◆ What to do ◆
Collect each line containing "Mississippi".
-- Input records start --
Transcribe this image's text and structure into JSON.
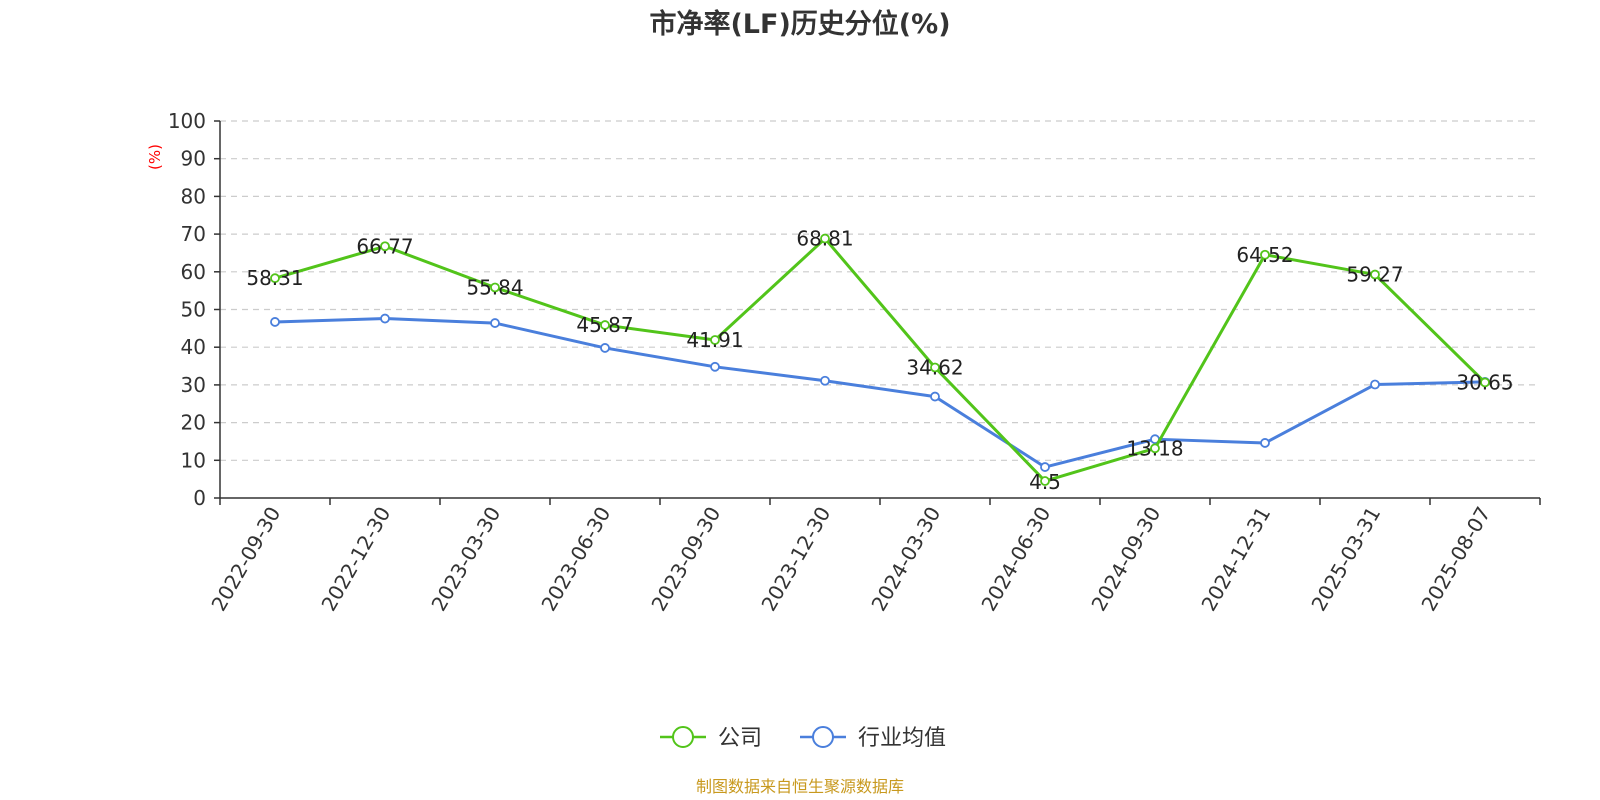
{
  "chart_data": {
    "type": "line",
    "title": "市净率(LF)历史分位(%)",
    "ylabel": "(%)",
    "ylim": [
      0,
      100
    ],
    "yticks": [
      0,
      10,
      20,
      30,
      40,
      50,
      60,
      70,
      80,
      90,
      100
    ],
    "categories": [
      "2022-09-30",
      "2022-12-30",
      "2023-03-30",
      "2023-06-30",
      "2023-09-30",
      "2023-12-30",
      "2024-03-30",
      "2024-06-30",
      "2024-09-30",
      "2024-12-31",
      "2025-03-31",
      "2025-08-07"
    ],
    "grid": true,
    "legend_position": "bottom",
    "series": [
      {
        "name": "公司",
        "color": "#52c41a",
        "values": [
          58.31,
          66.77,
          55.84,
          45.87,
          41.91,
          68.81,
          34.62,
          4.5,
          13.18,
          64.52,
          59.27,
          30.65
        ],
        "labels": [
          "58.31",
          "66.77",
          "55.84",
          "45.87",
          "41.91",
          "68.81",
          "34.62",
          "4.5",
          "13.18",
          "64.52",
          "59.27",
          "30.65"
        ]
      },
      {
        "name": "行业均值",
        "color": "#4a7fdc",
        "values": [
          46.7,
          47.6,
          46.4,
          39.8,
          34.8,
          31.1,
          26.9,
          8.2,
          15.6,
          14.6,
          30.1,
          30.8
        ]
      }
    ],
    "source": "制图数据来自恒生聚源数据库"
  }
}
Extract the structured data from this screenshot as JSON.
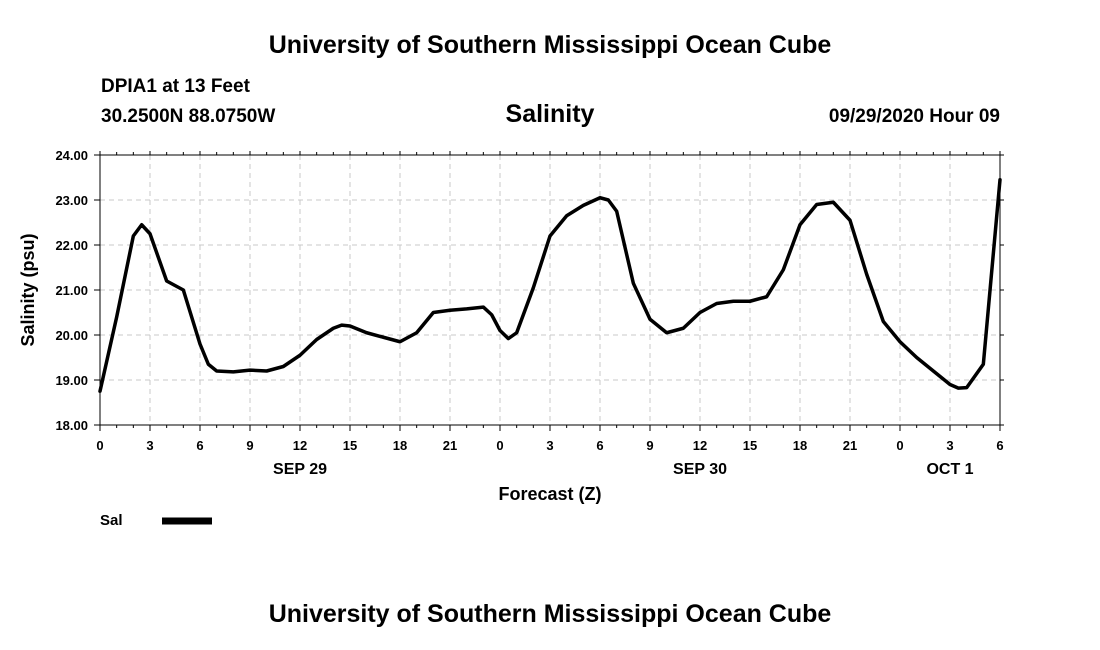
{
  "header": {
    "title": "University of Southern Mississippi Ocean Cube",
    "station": "DPIA1 at 13 Feet",
    "coordinates": "30.2500N 88.0750W",
    "datetime": "09/29/2020 Hour 09",
    "footer_title": "University of Southern Mississippi Ocean Cube"
  },
  "chart_data": {
    "type": "line",
    "title": "Salinity",
    "xlabel": "Forecast (Z)",
    "ylabel": "Salinity (psu)",
    "ylim": [
      18.0,
      24.0
    ],
    "yticks": [
      "18.00",
      "19.00",
      "20.00",
      "21.00",
      "22.00",
      "23.00",
      "24.00"
    ],
    "xlim": [
      0,
      54
    ],
    "xticks": [
      "0",
      "3",
      "6",
      "9",
      "12",
      "15",
      "18",
      "21",
      "0",
      "3",
      "6",
      "9",
      "12",
      "15",
      "18",
      "21",
      "0",
      "3",
      "6"
    ],
    "date_labels": [
      {
        "label": "SEP 29",
        "hour": 12
      },
      {
        "label": "SEP 30",
        "hour": 36
      },
      {
        "label": "OCT 1",
        "hour": 51
      }
    ],
    "grid": true,
    "legend": "bottom-left",
    "series": [
      {
        "name": "Sal",
        "color": "#000000",
        "x": [
          0,
          1,
          2,
          2.5,
          3,
          4,
          5,
          6,
          6.5,
          7,
          8,
          9,
          10,
          11,
          12,
          13,
          14,
          14.5,
          15,
          16,
          17,
          18,
          19,
          20,
          21,
          22,
          23,
          23.5,
          24,
          24.5,
          25,
          26,
          27,
          28,
          29,
          30,
          30.5,
          31,
          32,
          33,
          34,
          35,
          36,
          37,
          38,
          39,
          40,
          41,
          42,
          43,
          44,
          45,
          46,
          47,
          48,
          49,
          50,
          50.5,
          51,
          51.5,
          52,
          53,
          54
        ],
        "y": [
          18.75,
          20.4,
          22.2,
          22.45,
          22.25,
          21.2,
          21.0,
          19.8,
          19.35,
          19.2,
          19.18,
          19.22,
          19.2,
          19.3,
          19.55,
          19.9,
          20.15,
          20.22,
          20.2,
          20.05,
          19.95,
          19.85,
          20.05,
          20.5,
          20.55,
          20.58,
          20.62,
          20.45,
          20.1,
          19.92,
          20.05,
          21.05,
          22.2,
          22.65,
          22.88,
          23.05,
          23.0,
          22.75,
          21.15,
          20.35,
          20.05,
          20.15,
          20.5,
          20.7,
          20.75,
          20.75,
          20.85,
          21.45,
          22.45,
          22.9,
          22.95,
          22.55,
          21.35,
          20.3,
          19.85,
          19.5,
          19.2,
          19.05,
          18.9,
          18.82,
          18.83,
          19.35,
          23.45
        ]
      }
    ]
  }
}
-- Input records end --
◆ Exercise output ◆
    "title": "University of Southern Mississippi Ocean Cube",
    "footer_title": "University of Southern Mississippi Ocean Cube"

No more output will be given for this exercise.